start

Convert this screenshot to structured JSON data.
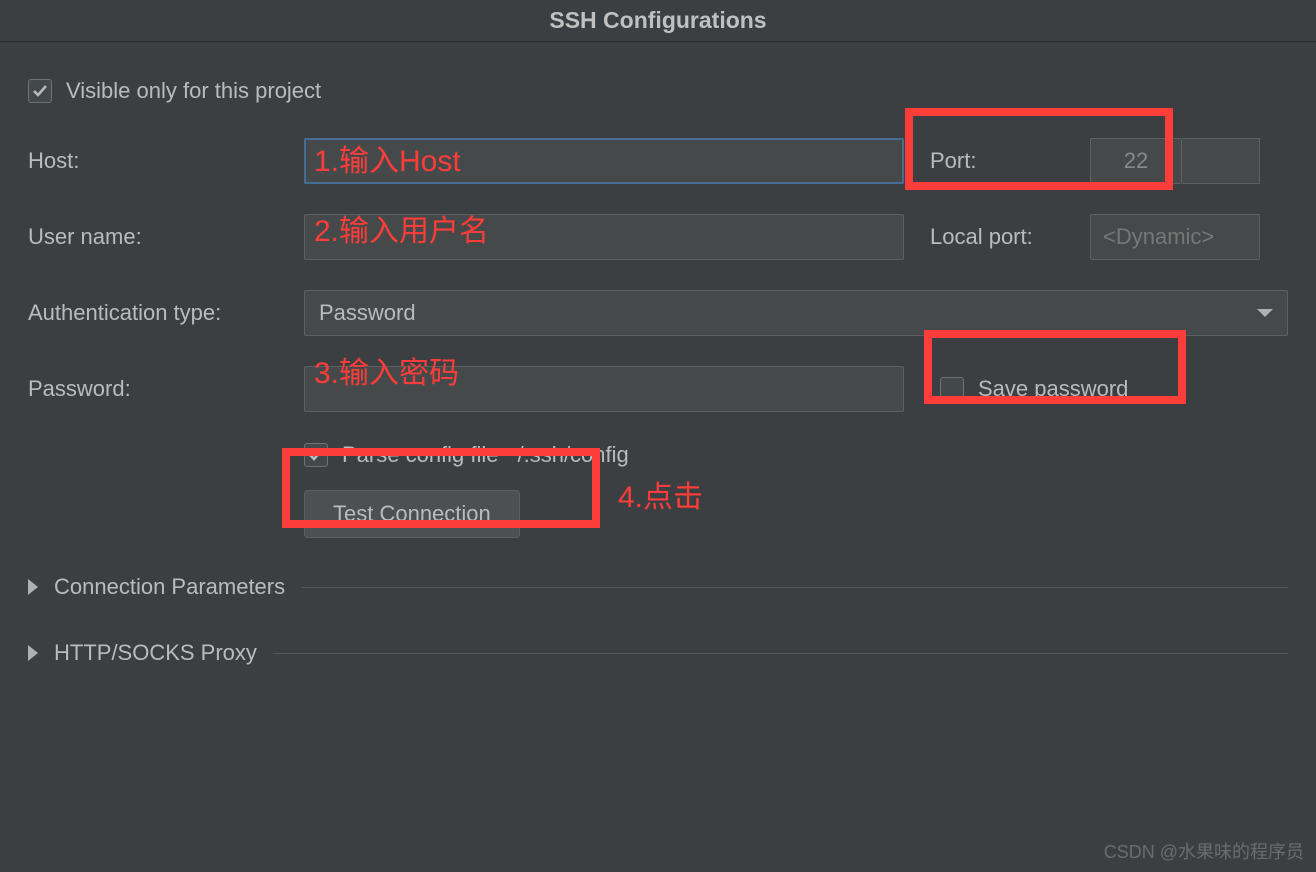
{
  "titlebar": {
    "title": "SSH Configurations"
  },
  "form": {
    "visible_only_label": "Visible only for this project",
    "visible_only_checked": true,
    "host_label": "Host:",
    "host_value": "",
    "port_label": "Port:",
    "port_value": "22",
    "username_label": "User name:",
    "username_value": "",
    "local_port_label": "Local port:",
    "local_port_placeholder": "<Dynamic>",
    "auth_type_label": "Authentication type:",
    "auth_type_value": "Password",
    "password_label": "Password:",
    "password_value": "",
    "save_password_label": "Save password",
    "save_password_checked": false,
    "parse_config_label": "Parse config file ~/.ssh/config",
    "parse_config_checked": true,
    "test_connection_label": "Test Connection",
    "section_conn_params": "Connection Parameters",
    "section_proxy": "HTTP/SOCKS Proxy"
  },
  "annotations": {
    "a1": "1.输入Host",
    "a2": "2.输入用户名",
    "a3": "3.输入密码",
    "a4": "4.点击"
  },
  "watermark": "CSDN @水果味的程序员"
}
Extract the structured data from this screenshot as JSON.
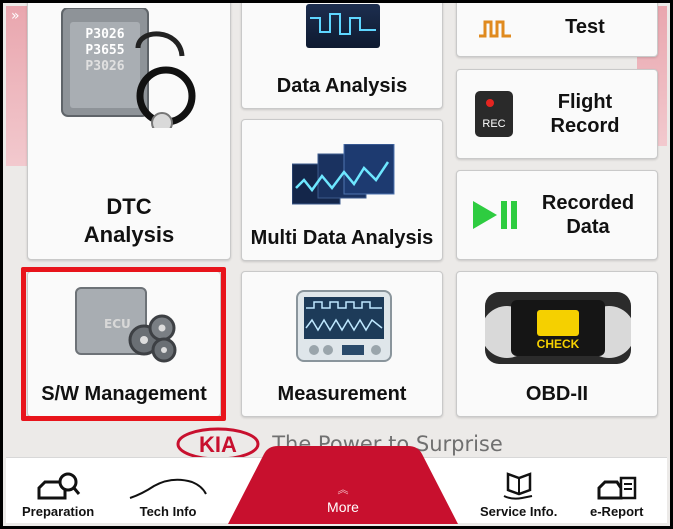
{
  "tiles": {
    "test": "Test",
    "data_analysis": "Data Analysis",
    "dtc_line1": "DTC",
    "dtc_line2": "Analysis",
    "flight_line1": "Flight",
    "flight_line2": "Record",
    "multi_data": "Multi Data Analysis",
    "recorded_line1": "Recorded",
    "recorded_line2": "Data",
    "sw_management": "S/W Management",
    "measurement": "Measurement",
    "obd": "OBD-II"
  },
  "ecu_codes": [
    "P3026",
    "P3655",
    "P3026"
  ],
  "ecu_text": "ECU",
  "rec_text": "REC",
  "check_text": "CHECK",
  "brand": {
    "logo": "KIA",
    "tagline": "The Power to Surprise"
  },
  "nav": {
    "preparation": "Preparation",
    "tech_info": "Tech Info",
    "more": "More",
    "service_info": "Service Info.",
    "e_report": "e-Report"
  },
  "colors": {
    "highlight": "#e8141b",
    "kia_red": "#c8102e",
    "rec_green": "#2ecc40"
  },
  "icons": [
    "chevron-left-icon",
    "chevron-right-icon",
    "stethoscope-icon",
    "flight-record-icon",
    "play-pause-icon",
    "car-search-icon",
    "car-outline-icon",
    "book-hand-icon",
    "car-report-icon",
    "chevron-up-icon"
  ]
}
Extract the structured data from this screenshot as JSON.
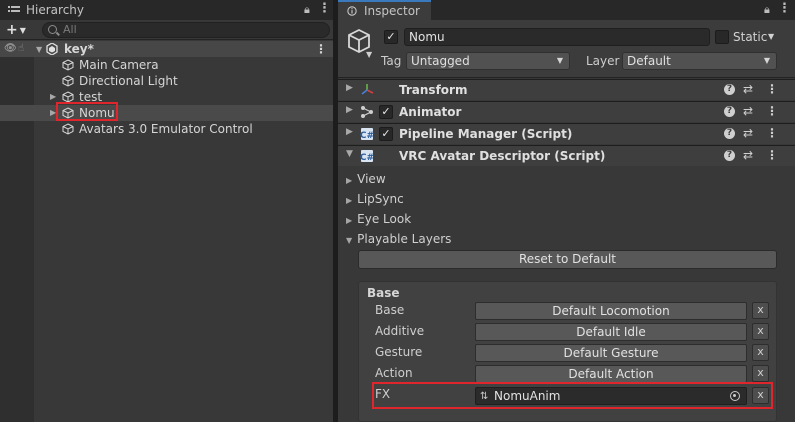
{
  "hierarchy": {
    "tab_title": "Hierarchy",
    "toolbar": {
      "add_label": "+",
      "search_placeholder": "All"
    },
    "scene": {
      "name": "key*"
    },
    "items": [
      {
        "label": "Main Camera"
      },
      {
        "label": "Directional Light"
      },
      {
        "label": "test"
      },
      {
        "label": "Nomu"
      },
      {
        "label": "Avatars 3.0 Emulator Control"
      }
    ]
  },
  "inspector": {
    "tab_title": "Inspector",
    "object": {
      "active": true,
      "name": "Nomu",
      "static_label": "Static",
      "tag_label": "Tag",
      "tag_value": "Untagged",
      "layer_label": "Layer",
      "layer_value": "Default"
    },
    "components": [
      {
        "title": "Transform",
        "has_checkbox": false
      },
      {
        "title": "Animator",
        "has_checkbox": true
      },
      {
        "title": "Pipeline Manager (Script)",
        "has_checkbox": true
      },
      {
        "title": "VRC Avatar Descriptor (Script)",
        "has_checkbox": false
      }
    ],
    "descriptor": {
      "foldouts": [
        "View",
        "LipSync",
        "Eye Look",
        "Playable Layers"
      ],
      "reset_button": "Reset to Default",
      "base_title": "Base",
      "layers": [
        {
          "label": "Base",
          "value": "Default Locomotion"
        },
        {
          "label": "Additive",
          "value": "Default Idle"
        },
        {
          "label": "Gesture",
          "value": "Default Gesture"
        },
        {
          "label": "Action",
          "value": "Default Action"
        },
        {
          "label": "FX",
          "value": "NomuAnim"
        }
      ],
      "clear_label": "x"
    }
  },
  "colors": {
    "highlight": "#e0262d",
    "tab_accent": "#3a79bb",
    "panel_bg": "#383838"
  }
}
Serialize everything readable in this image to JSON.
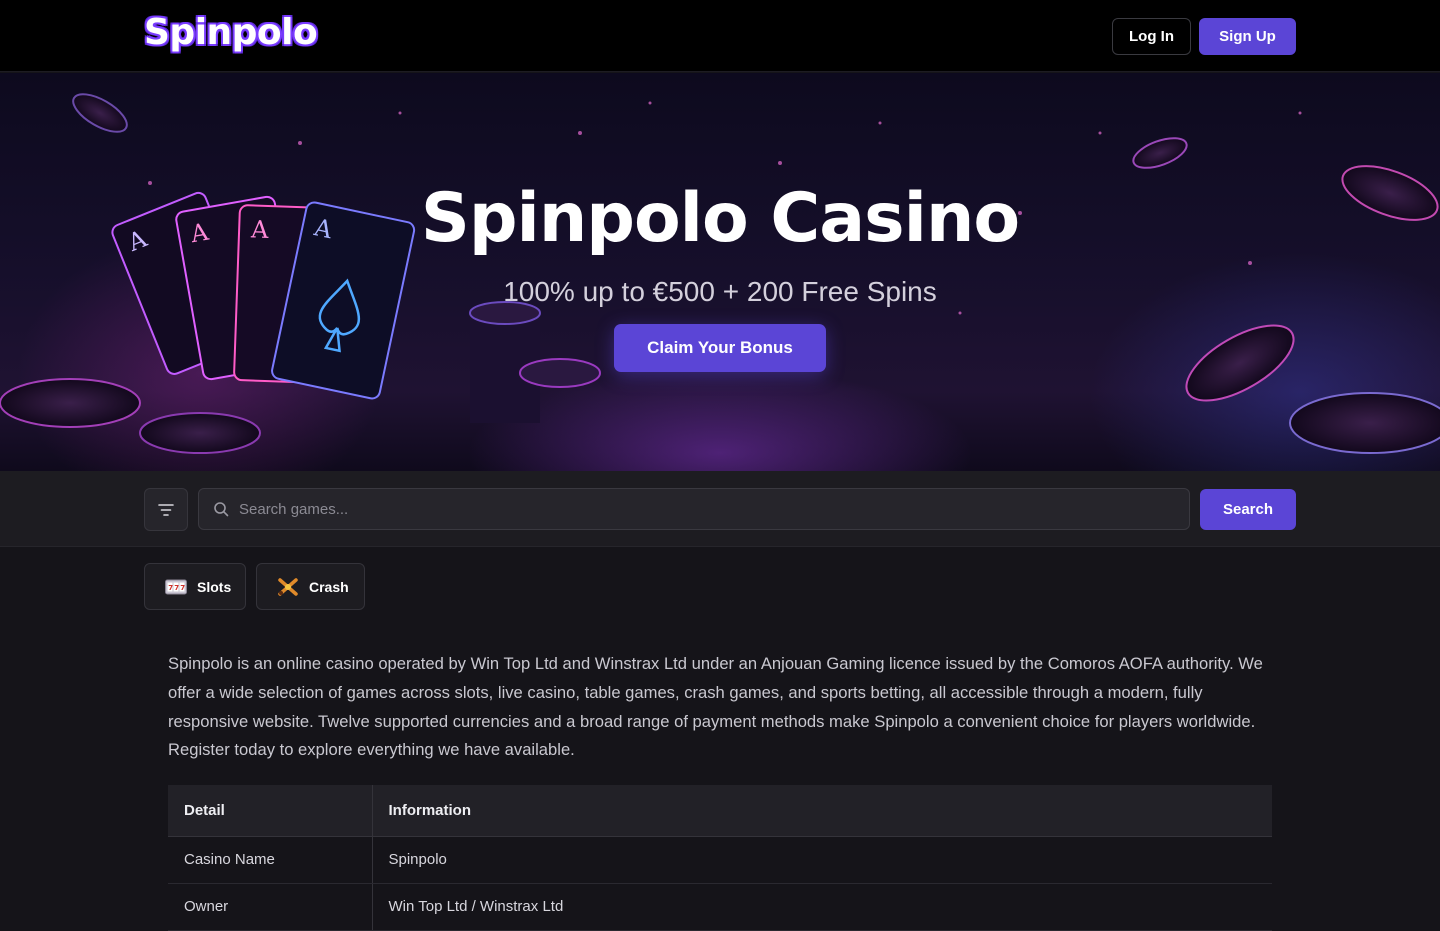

end

■ Brief: Repeat the data exactly, dropping every picture it holds.

■ Full response:
Convert this screenshot to structured JSON data.
{
  "titlebar": {
    "title": "SSH Configurations"
  },
  "form": {
    "visible_only_label": "Visible only for this project",
    "visible_only_checked": true,
    "host_label": "Host:",
    "host_value": "",
    "port_label": "Port:",
    "port_value": "22",
    "username_label": "User name:",
    "username_value": "",
    "local_port_label": "Local port:",
    "local_port_placeholder": "<Dynamic>",
    "auth_type_label": "Authentication type:",
    "auth_type_value": "Password",
    "password_label": "Password:",
    "password_value": "",
    "save_password_label": "Save password",
    "save_password_checked": false,
    "parse_config_label": "Parse config file ~/.ssh/config",
    "parse_config_checked": true,
    "test_connection_label": "Test Connection",
    "section_conn_params": "Connection Parameters",
    "section_proxy": "HTTP/SOCKS Proxy"
  },
  "annotations": {
    "a1": "1.输入Host",
    "a2": "2.输入用户名",
    "a3": "3.输入密码",
    "a4": "4.点击"
  },
  "watermark": "CSDN @水果味的程序员"
}
Extract the structured data from this screenshot as JSON.
{
  "tiles": {
    "test": "Test",
    "data_analysis": "Data Analysis",
    "dtc_line1": "DTC",
    "dtc_line2": "Analysis",
    "flight_line1": "Flight",
    "flight_line2": "Record",
    "multi_data": "Multi Data Analysis",
    "recorded_line1": "Recorded",
    "recorded_line2": "Data",
    "sw_management": "S/W Management",
    "measurement": "Measurement",
    "obd": "OBD-II"
  },
  "ecu_codes": [
    "P3026",
    "P3655",
    "P3026"
  ],
  "ecu_text": "ECU",
  "rec_text": "REC",
  "check_text": "CHECK",
  "brand": {
    "logo": "KIA",
    "tagline": "The Power to Surprise"
  },
  "nav": {
    "preparation": "Preparation",
    "tech_info": "Tech Info",
    "more": "More",
    "service_info": "Service Info.",
    "e_report": "e-Report"
  },
  "colors": {
    "highlight": "#e8141b",
    "kia_red": "#c8102e",
    "rec_green": "#2ecc40"
  },
  "icons": [
    "chevron-left-icon",
    "chevron-right-icon",
    "stethoscope-icon",
    "flight-record-icon",
    "play-pause-icon",
    "car-search-icon",
    "car-outline-icon",
    "book-hand-icon",
    "car-report-icon",
    "chevron-up-icon"
  ]
}
Extract the structured data from this screenshot as JSON.
{
  "hierarchy": {
    "tab_title": "Hierarchy",
    "toolbar": {
      "add_label": "+",
      "search_placeholder": "All"
    },
    "scene": {
      "name": "key*"
    },
    "items": [
      {
        "label": "Main Camera"
      },
      {
        "label": "Directional Light"
      },
      {
        "label": "test"
      },
      {
        "label": "Nomu"
      },
      {
        "label": "Avatars 3.0 Emulator Control"
      }
    ]
  },
  "inspector": {
    "tab_title": "Inspector",
    "object": {
      "active": true,
      "name": "Nomu",
      "static_label": "Static",
      "tag_label": "Tag",
      "tag_value": "Untagged",
      "layer_label": "Layer",
      "layer_value": "Default"
    },
    "components": [
      {
        "title": "Transform",
        "has_checkbox": false
      },
      {
        "title": "Animator",
        "has_checkbox": true
      },
      {
        "title": "Pipeline Manager (Script)",
        "has_checkbox": true
      },
      {
        "title": "VRC Avatar Descriptor (Script)",
        "has_checkbox": false
      }
    ],
    "descriptor": {
      "foldouts": [
        "View",
        "LipSync",
        "Eye Look",
        "Playable Layers"
      ],
      "reset_button": "Reset to Default",
      "base_title": "Base",
      "layers": [
        {
          "label": "Base",
          "value": "Default Locomotion"
        },
        {
          "label": "Additive",
          "value": "Default Idle"
        },
        {
          "label": "Gesture",
          "value": "Default Gesture"
        },
        {
          "label": "Action",
          "value": "Default Action"
        },
        {
          "label": "FX",
          "value": "NomuAnim"
        }
      ],
      "clear_label": "x"
    }
  },
  "colors": {
    "highlight": "#e0262d",
    "tab_accent": "#3a79bb",
    "panel_bg": "#383838"
  }
}
Serialize everything readable in this image to JSON.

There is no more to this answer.